>>>

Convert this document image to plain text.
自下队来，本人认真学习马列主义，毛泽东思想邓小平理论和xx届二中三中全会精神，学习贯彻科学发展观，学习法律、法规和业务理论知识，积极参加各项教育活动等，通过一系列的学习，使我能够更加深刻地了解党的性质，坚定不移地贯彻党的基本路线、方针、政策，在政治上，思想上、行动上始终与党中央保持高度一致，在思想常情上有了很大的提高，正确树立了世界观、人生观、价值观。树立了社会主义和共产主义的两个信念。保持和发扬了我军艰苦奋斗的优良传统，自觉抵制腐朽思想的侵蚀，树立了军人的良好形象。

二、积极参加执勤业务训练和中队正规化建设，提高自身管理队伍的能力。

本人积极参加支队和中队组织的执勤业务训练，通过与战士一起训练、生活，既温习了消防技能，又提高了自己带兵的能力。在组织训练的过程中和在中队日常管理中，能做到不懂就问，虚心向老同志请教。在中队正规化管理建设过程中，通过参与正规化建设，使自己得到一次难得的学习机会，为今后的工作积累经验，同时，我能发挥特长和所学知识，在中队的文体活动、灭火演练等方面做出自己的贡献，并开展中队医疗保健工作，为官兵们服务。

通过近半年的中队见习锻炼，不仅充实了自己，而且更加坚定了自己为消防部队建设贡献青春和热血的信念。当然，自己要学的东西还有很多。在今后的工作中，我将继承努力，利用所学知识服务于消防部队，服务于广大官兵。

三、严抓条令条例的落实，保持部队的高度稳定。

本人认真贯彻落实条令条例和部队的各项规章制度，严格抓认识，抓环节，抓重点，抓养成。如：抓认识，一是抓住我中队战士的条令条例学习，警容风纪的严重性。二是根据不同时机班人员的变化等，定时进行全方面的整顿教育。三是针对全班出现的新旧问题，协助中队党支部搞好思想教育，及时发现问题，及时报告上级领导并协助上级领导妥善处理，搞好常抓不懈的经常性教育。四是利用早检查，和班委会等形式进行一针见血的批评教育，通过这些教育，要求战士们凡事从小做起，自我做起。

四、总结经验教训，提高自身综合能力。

<<<

**Directions**
Give the records above again, word for word.

**Answer to the exercise**
Convert this document image to plain text.
自下队来，本人认真学习马列主义，毛泽东思想邓小平理论和xx届二中三中全会精神，学习贯彻科学发展观，学习法律、法规和业务理论知识，积极参加各项教育活动等，通过一系列的学习，使我能够更加深刻地了解党的性质，坚定不移地贯彻党的基本路线、方针、政策，在政治上，思想上、行动上始终与党中央保持高度一致，在思想常情上有了很大的提高，正确树立了世界观、人生观、价值观。树立了社会主义和共产主义的两个信念。保持和发扬了我军艰苦奋斗的优良传统，自觉抵制腐朽思想的侵蚀，树立了军人的良好形象。

二、积极参加执勤业务训练和中队正规化建设，提高自身管理队伍的能力。

本人积极参加支队和中队组织的执勤业务训练，通过与战士一起训练、生活，既温习了消防技能，又提高了自己带兵的能力。在组织训练的过程中和在中队日常管理中，能做到不懂就问，虚心向老同志请教。在中队正规化管理建设过程中，通过参与正规化建设，使自己得到一次难得的学习机会，为今后的工作积累经验，同时，我能发挥特长和所学知识，在中队的文体活动、灭火演练等方面做出自己的贡献，并开展中队医疗保健工作，为官兵们服务。

通过近半年的中队见习锻炼，不仅充实了自己，而且更加坚定了自己为消防部队建设贡献青春和热血的信念。当然，自己要学的东西还有很多。在今后的工作中，我将继承努力，利用所学知识服务于消防部队，服务于广大官兵。

三、严抓条令条例的落实，保持部队的高度稳定。

本人认真贯彻落实条令条例和部队的各项规章制度，严格抓认识，抓环节，抓重点，抓养成。如：抓认识，一是抓住我中队战士的条令条例学习，警容风纪的严重性。二是根据不同时机班人员的变化等，定时进行全方面的整顿教育。三是针对全班出现的新旧问题，协助中队党支部搞好思想教育，及时发现问题，及时报告上级领导并协助上级领导妥善处理，搞好常抓不懈的经常性教育。四是利用早检查，和班委会等形式进行一针见血的批评教育，通过这些教育，要求战士们凡事从小做起，自我做起。

四、总结经验教训，提高自身综合能力。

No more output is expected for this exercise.